▶ _Exercise_
Below are the records. Count the lines containing the string "раздел", and reply with the number alone.

[START Entries provided]

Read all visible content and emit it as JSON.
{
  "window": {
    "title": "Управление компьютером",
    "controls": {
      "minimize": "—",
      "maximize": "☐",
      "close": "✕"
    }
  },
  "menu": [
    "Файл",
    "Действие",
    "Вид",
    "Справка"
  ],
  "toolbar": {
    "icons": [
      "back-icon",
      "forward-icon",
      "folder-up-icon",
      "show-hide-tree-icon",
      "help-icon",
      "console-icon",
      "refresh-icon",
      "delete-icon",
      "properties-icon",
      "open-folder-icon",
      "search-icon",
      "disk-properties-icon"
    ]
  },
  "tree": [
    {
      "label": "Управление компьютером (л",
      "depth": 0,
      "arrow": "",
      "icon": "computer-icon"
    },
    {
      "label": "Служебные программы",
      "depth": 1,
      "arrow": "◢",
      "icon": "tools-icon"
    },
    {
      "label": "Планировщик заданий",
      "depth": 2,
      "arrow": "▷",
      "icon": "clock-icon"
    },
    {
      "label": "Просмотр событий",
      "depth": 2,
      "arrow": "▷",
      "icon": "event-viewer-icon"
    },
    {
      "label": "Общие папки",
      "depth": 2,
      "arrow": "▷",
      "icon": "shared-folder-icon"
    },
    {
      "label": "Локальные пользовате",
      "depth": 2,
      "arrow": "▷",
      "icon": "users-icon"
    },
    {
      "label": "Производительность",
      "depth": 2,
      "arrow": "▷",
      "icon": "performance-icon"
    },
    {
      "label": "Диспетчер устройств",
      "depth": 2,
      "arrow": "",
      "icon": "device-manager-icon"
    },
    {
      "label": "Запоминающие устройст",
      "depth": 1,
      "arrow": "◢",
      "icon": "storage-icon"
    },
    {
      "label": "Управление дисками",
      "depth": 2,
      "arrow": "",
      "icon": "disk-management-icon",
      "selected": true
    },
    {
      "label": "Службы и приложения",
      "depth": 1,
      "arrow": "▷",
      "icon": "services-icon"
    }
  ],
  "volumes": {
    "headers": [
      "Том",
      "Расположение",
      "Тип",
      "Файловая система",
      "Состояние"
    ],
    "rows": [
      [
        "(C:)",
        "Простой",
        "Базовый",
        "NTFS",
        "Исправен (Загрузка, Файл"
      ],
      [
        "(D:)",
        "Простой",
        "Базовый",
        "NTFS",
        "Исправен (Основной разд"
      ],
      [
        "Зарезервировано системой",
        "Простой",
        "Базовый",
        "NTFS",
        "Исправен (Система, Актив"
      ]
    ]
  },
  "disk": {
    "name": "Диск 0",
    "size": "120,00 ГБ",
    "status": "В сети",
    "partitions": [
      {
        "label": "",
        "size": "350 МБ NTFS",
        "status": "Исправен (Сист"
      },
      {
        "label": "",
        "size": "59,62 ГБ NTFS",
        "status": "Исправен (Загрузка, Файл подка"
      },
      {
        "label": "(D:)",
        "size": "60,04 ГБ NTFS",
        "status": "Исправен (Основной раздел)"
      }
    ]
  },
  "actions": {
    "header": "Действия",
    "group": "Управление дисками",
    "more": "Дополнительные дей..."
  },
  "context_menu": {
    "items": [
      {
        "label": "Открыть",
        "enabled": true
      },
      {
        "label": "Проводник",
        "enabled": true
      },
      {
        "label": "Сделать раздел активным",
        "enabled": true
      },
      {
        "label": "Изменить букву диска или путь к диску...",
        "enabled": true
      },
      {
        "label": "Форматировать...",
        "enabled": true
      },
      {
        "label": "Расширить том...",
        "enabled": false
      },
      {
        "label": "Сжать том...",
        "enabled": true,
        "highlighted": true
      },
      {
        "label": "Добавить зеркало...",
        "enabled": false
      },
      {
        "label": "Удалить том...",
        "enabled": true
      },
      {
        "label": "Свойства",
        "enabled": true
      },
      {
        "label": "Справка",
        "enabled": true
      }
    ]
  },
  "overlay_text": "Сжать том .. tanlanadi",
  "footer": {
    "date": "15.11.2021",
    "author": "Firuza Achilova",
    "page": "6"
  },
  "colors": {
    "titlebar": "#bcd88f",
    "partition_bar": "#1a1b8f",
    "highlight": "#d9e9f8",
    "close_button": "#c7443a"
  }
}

[END Entries provided]

▶ _Completed task_
2